§ **DATA SHOWN**:
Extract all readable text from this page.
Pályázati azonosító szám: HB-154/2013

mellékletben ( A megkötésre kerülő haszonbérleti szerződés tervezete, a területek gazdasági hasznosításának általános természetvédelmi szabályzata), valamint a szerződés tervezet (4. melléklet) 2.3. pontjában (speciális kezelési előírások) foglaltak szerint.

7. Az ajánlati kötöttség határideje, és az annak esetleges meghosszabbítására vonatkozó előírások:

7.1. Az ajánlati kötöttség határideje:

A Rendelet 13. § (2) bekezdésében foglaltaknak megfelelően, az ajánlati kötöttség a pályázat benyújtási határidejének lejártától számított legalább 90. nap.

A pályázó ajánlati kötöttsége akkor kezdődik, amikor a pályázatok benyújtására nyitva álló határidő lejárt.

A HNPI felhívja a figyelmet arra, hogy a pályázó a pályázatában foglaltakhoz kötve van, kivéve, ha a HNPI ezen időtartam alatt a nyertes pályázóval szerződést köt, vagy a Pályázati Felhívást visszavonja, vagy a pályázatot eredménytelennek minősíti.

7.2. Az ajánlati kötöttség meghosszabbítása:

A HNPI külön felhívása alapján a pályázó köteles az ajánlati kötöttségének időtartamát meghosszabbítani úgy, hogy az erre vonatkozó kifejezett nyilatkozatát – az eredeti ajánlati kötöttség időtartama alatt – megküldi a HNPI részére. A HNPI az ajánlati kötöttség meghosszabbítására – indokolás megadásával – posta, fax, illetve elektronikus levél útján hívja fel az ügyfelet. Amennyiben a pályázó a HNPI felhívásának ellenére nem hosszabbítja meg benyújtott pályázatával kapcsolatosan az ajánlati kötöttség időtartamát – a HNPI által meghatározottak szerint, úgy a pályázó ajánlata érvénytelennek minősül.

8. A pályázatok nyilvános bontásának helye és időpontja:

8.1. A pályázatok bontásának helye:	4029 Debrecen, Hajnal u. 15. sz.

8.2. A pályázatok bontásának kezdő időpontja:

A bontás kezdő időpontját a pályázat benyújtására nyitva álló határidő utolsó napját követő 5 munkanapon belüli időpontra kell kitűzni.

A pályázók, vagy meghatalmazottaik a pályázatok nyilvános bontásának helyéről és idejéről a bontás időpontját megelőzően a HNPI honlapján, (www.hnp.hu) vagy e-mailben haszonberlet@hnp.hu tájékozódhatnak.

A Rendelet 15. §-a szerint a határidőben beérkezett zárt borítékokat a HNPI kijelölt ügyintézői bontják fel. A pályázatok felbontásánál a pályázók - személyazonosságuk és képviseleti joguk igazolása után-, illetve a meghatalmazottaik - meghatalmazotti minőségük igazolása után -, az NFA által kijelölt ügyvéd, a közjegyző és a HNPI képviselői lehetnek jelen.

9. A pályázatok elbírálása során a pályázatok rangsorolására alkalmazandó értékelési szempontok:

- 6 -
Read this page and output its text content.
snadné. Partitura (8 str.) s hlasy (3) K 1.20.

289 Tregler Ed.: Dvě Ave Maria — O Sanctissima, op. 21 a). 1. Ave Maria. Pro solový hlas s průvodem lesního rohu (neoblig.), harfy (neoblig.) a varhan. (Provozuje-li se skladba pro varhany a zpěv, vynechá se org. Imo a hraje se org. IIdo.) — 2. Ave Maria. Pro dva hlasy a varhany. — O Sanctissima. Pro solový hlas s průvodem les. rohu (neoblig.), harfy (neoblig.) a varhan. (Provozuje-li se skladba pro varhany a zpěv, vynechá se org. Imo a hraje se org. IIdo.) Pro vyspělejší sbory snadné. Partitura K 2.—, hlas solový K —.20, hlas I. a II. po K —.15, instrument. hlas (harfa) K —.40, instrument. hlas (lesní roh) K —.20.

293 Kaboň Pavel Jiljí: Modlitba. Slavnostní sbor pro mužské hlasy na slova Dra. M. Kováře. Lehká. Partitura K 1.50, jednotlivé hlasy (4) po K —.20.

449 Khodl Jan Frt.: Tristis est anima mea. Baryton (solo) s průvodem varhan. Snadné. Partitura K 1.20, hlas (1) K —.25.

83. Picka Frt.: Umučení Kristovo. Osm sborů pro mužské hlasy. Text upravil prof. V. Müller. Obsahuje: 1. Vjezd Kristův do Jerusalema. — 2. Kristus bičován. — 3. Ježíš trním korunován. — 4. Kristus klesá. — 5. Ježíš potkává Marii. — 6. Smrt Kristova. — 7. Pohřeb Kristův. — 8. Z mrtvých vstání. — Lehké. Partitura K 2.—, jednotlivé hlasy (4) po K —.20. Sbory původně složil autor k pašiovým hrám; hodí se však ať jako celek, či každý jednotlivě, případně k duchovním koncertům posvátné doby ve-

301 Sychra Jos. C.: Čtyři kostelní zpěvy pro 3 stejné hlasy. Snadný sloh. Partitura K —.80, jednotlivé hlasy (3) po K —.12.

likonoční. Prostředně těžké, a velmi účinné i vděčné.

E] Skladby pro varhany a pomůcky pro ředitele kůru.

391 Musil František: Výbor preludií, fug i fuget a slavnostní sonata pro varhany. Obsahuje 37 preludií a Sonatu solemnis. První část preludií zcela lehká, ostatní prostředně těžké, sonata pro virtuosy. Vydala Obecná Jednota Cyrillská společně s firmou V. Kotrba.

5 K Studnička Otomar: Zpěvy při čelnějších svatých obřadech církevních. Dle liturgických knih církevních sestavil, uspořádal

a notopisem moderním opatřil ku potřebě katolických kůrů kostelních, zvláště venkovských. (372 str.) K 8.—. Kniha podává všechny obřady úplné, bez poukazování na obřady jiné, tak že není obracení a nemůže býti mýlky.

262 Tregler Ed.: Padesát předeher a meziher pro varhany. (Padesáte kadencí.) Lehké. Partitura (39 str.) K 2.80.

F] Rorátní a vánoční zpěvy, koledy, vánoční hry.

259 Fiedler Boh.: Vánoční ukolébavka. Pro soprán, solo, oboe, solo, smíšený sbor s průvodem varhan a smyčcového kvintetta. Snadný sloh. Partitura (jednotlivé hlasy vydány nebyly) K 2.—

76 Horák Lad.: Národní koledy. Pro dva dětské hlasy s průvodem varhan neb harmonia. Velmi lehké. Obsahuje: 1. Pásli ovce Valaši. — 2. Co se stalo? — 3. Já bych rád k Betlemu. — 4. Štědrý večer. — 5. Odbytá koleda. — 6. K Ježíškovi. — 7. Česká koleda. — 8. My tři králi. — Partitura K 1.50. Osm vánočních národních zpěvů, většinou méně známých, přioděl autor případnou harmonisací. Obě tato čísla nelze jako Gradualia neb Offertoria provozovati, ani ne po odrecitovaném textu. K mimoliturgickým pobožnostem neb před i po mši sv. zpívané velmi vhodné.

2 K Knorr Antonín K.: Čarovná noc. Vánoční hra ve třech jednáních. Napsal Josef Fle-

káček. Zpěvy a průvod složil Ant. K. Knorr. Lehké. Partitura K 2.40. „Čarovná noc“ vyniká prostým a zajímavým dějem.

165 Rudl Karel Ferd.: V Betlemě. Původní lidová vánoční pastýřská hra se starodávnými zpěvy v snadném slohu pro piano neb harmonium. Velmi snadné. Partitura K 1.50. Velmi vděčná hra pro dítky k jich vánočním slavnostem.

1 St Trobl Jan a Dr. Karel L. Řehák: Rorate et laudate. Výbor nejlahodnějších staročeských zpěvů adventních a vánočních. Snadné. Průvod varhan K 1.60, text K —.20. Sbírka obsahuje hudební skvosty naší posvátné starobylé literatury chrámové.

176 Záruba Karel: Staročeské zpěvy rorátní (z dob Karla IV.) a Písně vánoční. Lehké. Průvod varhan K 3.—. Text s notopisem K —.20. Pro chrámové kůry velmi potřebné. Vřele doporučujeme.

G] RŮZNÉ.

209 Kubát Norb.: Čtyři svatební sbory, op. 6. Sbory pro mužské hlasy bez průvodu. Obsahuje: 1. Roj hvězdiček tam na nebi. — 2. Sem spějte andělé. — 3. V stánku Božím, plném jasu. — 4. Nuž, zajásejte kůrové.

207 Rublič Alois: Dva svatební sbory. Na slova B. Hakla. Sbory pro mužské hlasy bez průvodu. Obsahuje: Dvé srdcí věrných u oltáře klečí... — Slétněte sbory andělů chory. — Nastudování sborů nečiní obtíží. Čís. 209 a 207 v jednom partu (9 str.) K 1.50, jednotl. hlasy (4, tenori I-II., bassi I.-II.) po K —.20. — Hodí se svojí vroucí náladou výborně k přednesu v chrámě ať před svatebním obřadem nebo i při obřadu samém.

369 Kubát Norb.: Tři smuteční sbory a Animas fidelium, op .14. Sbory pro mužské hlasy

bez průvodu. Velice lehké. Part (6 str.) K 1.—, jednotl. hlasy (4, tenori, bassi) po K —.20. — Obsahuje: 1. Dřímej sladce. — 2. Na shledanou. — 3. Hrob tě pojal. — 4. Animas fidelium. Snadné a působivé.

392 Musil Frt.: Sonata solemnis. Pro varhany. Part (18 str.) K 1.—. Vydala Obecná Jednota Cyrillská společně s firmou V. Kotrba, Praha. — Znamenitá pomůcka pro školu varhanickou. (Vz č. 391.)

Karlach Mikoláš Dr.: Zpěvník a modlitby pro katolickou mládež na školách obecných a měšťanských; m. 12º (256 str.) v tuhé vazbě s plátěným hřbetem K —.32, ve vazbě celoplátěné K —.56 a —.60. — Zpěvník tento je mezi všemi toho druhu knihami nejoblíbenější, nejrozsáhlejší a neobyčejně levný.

§ **WHAT YOU SHOULD DO**: Find all lines where the word "határideje" appears. Copy them.

§ **SOLUTION TO THE EXERCISE**:
7. Az ajánlati kötöttség határideje, és az annak esetleges meghosszabbítására vonatkozó előírások:
7.1. Az ajánlati kötöttség határideje:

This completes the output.